- **Directive**:
In full and without deviation, write out the entries that follow.

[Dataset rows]
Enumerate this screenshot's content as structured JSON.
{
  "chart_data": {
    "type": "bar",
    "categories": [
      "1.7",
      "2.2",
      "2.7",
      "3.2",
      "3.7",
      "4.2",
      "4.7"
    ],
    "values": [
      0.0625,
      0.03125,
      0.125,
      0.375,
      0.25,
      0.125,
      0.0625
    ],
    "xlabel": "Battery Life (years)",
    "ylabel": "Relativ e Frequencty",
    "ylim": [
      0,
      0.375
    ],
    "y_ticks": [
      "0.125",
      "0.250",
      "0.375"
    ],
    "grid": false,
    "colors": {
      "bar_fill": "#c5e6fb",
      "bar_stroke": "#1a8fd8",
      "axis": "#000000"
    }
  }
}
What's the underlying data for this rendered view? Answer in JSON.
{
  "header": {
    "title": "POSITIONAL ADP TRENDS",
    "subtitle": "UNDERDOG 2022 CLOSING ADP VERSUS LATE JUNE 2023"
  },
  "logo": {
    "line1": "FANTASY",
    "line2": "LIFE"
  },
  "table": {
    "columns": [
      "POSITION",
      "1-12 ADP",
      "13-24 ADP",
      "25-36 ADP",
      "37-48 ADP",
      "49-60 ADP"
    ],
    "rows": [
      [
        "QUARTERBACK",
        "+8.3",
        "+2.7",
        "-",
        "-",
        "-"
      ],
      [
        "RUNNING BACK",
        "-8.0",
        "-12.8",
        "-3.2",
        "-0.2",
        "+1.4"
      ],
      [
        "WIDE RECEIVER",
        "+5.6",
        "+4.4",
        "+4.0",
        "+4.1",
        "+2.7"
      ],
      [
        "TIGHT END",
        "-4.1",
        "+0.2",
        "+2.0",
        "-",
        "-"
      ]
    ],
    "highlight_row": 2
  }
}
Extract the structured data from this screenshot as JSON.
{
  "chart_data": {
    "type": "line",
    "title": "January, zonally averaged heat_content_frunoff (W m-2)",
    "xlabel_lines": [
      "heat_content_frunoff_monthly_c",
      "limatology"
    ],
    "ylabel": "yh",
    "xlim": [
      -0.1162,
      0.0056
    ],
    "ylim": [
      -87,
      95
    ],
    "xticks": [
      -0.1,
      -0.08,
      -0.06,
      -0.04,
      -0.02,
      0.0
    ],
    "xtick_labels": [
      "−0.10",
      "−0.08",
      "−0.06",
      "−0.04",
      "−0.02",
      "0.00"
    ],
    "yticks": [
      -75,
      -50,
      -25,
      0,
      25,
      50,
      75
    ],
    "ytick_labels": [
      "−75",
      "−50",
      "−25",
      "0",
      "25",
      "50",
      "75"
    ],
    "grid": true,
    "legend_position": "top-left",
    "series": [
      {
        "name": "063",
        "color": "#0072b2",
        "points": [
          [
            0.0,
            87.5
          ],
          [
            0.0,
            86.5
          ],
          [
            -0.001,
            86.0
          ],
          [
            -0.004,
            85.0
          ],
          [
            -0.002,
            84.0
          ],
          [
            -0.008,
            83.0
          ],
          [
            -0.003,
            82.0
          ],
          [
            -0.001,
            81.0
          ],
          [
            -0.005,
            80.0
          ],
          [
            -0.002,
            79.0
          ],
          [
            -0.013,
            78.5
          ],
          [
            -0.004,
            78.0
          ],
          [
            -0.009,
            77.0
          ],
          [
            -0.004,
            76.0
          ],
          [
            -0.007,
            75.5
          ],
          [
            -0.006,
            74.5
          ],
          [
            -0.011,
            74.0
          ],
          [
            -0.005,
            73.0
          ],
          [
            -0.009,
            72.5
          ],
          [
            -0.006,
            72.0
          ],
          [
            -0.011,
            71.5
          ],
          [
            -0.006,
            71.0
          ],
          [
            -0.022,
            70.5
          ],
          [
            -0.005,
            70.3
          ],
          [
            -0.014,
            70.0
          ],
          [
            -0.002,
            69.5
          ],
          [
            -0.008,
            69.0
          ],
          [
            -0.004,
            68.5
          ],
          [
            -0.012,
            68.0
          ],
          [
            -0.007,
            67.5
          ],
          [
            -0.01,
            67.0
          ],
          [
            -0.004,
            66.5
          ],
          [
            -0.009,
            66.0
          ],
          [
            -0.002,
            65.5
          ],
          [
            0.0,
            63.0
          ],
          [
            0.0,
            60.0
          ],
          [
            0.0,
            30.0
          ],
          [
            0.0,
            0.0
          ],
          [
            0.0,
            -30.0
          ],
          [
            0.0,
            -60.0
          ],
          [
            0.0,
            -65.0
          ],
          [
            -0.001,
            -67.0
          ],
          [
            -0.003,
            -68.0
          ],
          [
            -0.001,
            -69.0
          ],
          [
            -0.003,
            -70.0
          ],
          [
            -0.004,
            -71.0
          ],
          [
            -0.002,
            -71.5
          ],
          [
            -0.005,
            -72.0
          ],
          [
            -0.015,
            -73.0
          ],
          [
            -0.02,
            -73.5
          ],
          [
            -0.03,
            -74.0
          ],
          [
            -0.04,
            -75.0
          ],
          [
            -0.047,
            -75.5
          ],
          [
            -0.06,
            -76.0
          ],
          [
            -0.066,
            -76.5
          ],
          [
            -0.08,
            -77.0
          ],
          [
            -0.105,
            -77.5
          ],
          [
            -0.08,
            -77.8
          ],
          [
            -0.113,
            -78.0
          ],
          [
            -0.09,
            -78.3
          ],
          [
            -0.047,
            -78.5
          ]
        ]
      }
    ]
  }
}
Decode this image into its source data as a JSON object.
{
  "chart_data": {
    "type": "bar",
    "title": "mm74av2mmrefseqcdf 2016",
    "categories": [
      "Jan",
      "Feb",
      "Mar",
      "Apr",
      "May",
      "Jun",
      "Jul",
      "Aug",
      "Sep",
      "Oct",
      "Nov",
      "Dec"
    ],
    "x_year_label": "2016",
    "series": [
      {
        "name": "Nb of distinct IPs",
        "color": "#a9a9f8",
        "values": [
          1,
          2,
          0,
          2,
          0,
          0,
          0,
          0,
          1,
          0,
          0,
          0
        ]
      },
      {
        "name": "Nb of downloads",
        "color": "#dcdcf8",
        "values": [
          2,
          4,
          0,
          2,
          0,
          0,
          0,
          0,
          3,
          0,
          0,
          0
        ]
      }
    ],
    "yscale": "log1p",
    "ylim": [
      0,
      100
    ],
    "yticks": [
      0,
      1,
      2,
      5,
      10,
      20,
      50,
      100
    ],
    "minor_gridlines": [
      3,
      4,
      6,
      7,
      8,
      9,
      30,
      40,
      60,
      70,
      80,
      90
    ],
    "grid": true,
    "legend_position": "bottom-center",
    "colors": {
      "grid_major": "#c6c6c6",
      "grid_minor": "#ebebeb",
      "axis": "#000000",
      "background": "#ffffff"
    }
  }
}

- **The solution**:
Enumerate this screenshot's content as structured JSON.
{
  "chart_data": {
    "type": "bar",
    "categories": [
      "1.7",
      "2.2",
      "2.7",
      "3.2",
      "3.7",
      "4.2",
      "4.7"
    ],
    "values": [
      0.0625,
      0.03125,
      0.125,
      0.375,
      0.25,
      0.125,
      0.0625
    ],
    "xlabel": "Battery Life (years)",
    "ylabel": "Relativ e Frequencty",
    "ylim": [
      0,
      0.375
    ],
    "y_ticks": [
      "0.125",
      "0.250",
      "0.375"
    ],
    "grid": false,
    "colors": {
      "bar_fill": "#c5e6fb",
      "bar_stroke": "#1a8fd8",
      "axis": "#000000"
    }
  }
}
What's the underlying data for this rendered view? Answer in JSON.
{
  "header": {
    "title": "POSITIONAL ADP TRENDS",
    "subtitle": "UNDERDOG 2022 CLOSING ADP VERSUS LATE JUNE 2023"
  },
  "logo": {
    "line1": "FANTASY",
    "line2": "LIFE"
  },
  "table": {
    "columns": [
      "POSITION",
      "1-12 ADP",
      "13-24 ADP",
      "25-36 ADP",
      "37-48 ADP",
      "49-60 ADP"
    ],
    "rows": [
      [
        "QUARTERBACK",
        "+8.3",
        "+2.7",
        "-",
        "-",
        "-"
      ],
      [
        "RUNNING BACK",
        "-8.0",
        "-12.8",
        "-3.2",
        "-0.2",
        "+1.4"
      ],
      [
        "WIDE RECEIVER",
        "+5.6",
        "+4.4",
        "+4.0",
        "+4.1",
        "+2.7"
      ],
      [
        "TIGHT END",
        "-4.1",
        "+0.2",
        "+2.0",
        "-",
        "-"
      ]
    ],
    "highlight_row": 2
  }
}
Extract the structured data from this screenshot as JSON.
{
  "chart_data": {
    "type": "line",
    "title": "January, zonally averaged heat_content_frunoff (W m-2)",
    "xlabel_lines": [
      "heat_content_frunoff_monthly_c",
      "limatology"
    ],
    "ylabel": "yh",
    "xlim": [
      -0.1162,
      0.0056
    ],
    "ylim": [
      -87,
      95
    ],
    "xticks": [
      -0.1,
      -0.08,
      -0.06,
      -0.04,
      -0.02,
      0.0
    ],
    "xtick_labels": [
      "−0.10",
      "−0.08",
      "−0.06",
      "−0.04",
      "−0.02",
      "0.00"
    ],
    "yticks": [
      -75,
      -50,
      -25,
      0,
      25,
      50,
      75
    ],
    "ytick_labels": [
      "−75",
      "−50",
      "−25",
      "0",
      "25",
      "50",
      "75"
    ],
    "grid": true,
    "legend_position": "top-left",
    "series": [
      {
        "name": "063",
        "color": "#0072b2",
        "points": [
          [
            0.0,
            87.5
          ],
          [
            0.0,
            86.5
          ],
          [
            -0.001,
            86.0
          ],
          [
            -0.004,
            85.0
          ],
          [
            -0.002,
            84.0
          ],
          [
            -0.008,
            83.0
          ],
          [
            -0.003,
            82.0
          ],
          [
            -0.001,
            81.0
          ],
          [
            -0.005,
            80.0
          ],
          [
            -0.002,
            79.0
          ],
          [
            -0.013,
            78.5
          ],
          [
            -0.004,
            78.0
          ],
          [
            -0.009,
            77.0
          ],
          [
            -0.004,
            76.0
          ],
          [
            -0.007,
            75.5
          ],
          [
            -0.006,
            74.5
          ],
          [
            -0.011,
            74.0
          ],
          [
            -0.005,
            73.0
          ],
          [
            -0.009,
            72.5
          ],
          [
            -0.006,
            72.0
          ],
          [
            -0.011,
            71.5
          ],
          [
            -0.006,
            71.0
          ],
          [
            -0.022,
            70.5
          ],
          [
            -0.005,
            70.3
          ],
          [
            -0.014,
            70.0
          ],
          [
            -0.002,
            69.5
          ],
          [
            -0.008,
            69.0
          ],
          [
            -0.004,
            68.5
          ],
          [
            -0.012,
            68.0
          ],
          [
            -0.007,
            67.5
          ],
          [
            -0.01,
            67.0
          ],
          [
            -0.004,
            66.5
          ],
          [
            -0.009,
            66.0
          ],
          [
            -0.002,
            65.5
          ],
          [
            0.0,
            63.0
          ],
          [
            0.0,
            60.0
          ],
          [
            0.0,
            30.0
          ],
          [
            0.0,
            0.0
          ],
          [
            0.0,
            -30.0
          ],
          [
            0.0,
            -60.0
          ],
          [
            0.0,
            -65.0
          ],
          [
            -0.001,
            -67.0
          ],
          [
            -0.003,
            -68.0
          ],
          [
            -0.001,
            -69.0
          ],
          [
            -0.003,
            -70.0
          ],
          [
            -0.004,
            -71.0
          ],
          [
            -0.002,
            -71.5
          ],
          [
            -0.005,
            -72.0
          ],
          [
            -0.015,
            -73.0
          ],
          [
            -0.02,
            -73.5
          ],
          [
            -0.03,
            -74.0
          ],
          [
            -0.04,
            -75.0
          ],
          [
            -0.047,
            -75.5
          ],
          [
            -0.06,
            -76.0
          ],
          [
            -0.066,
            -76.5
          ],
          [
            -0.08,
            -77.0
          ],
          [
            -0.105,
            -77.5
          ],
          [
            -0.08,
            -77.8
          ],
          [
            -0.113,
            -78.0
          ],
          [
            -0.09,
            -78.3
          ],
          [
            -0.047,
            -78.5
          ]
        ]
      }
    ]
  }
}
Decode this image into its source data as a JSON object.
{
  "chart_data": {
    "type": "bar",
    "title": "mm74av2mmrefseqcdf 2016",
    "categories": [
      "Jan",
      "Feb",
      "Mar",
      "Apr",
      "May",
      "Jun",
      "Jul",
      "Aug",
      "Sep",
      "Oct",
      "Nov",
      "Dec"
    ],
    "x_year_label": "2016",
    "series": [
      {
        "name": "Nb of distinct IPs",
        "color": "#a9a9f8",
        "values": [
          1,
          2,
          0,
          2,
          0,
          0,
          0,
          0,
          1,
          0,
          0,
          0
        ]
      },
      {
        "name": "Nb of downloads",
        "color": "#dcdcf8",
        "values": [
          2,
          4,
          0,
          2,
          0,
          0,
          0,
          0,
          3,
          0,
          0,
          0
        ]
      }
    ],
    "yscale": "log1p",
    "ylim": [
      0,
      100
    ],
    "yticks": [
      0,
      1,
      2,
      5,
      10,
      20,
      50,
      100
    ],
    "minor_gridlines": [
      3,
      4,
      6,
      7,
      8,
      9,
      30,
      40,
      60,
      70,
      80,
      90
    ],
    "grid": true,
    "legend_position": "bottom-center",
    "colors": {
      "grid_major": "#c6c6c6",
      "grid_minor": "#ebebeb",
      "axis": "#000000",
      "background": "#ffffff"
    }
  }
}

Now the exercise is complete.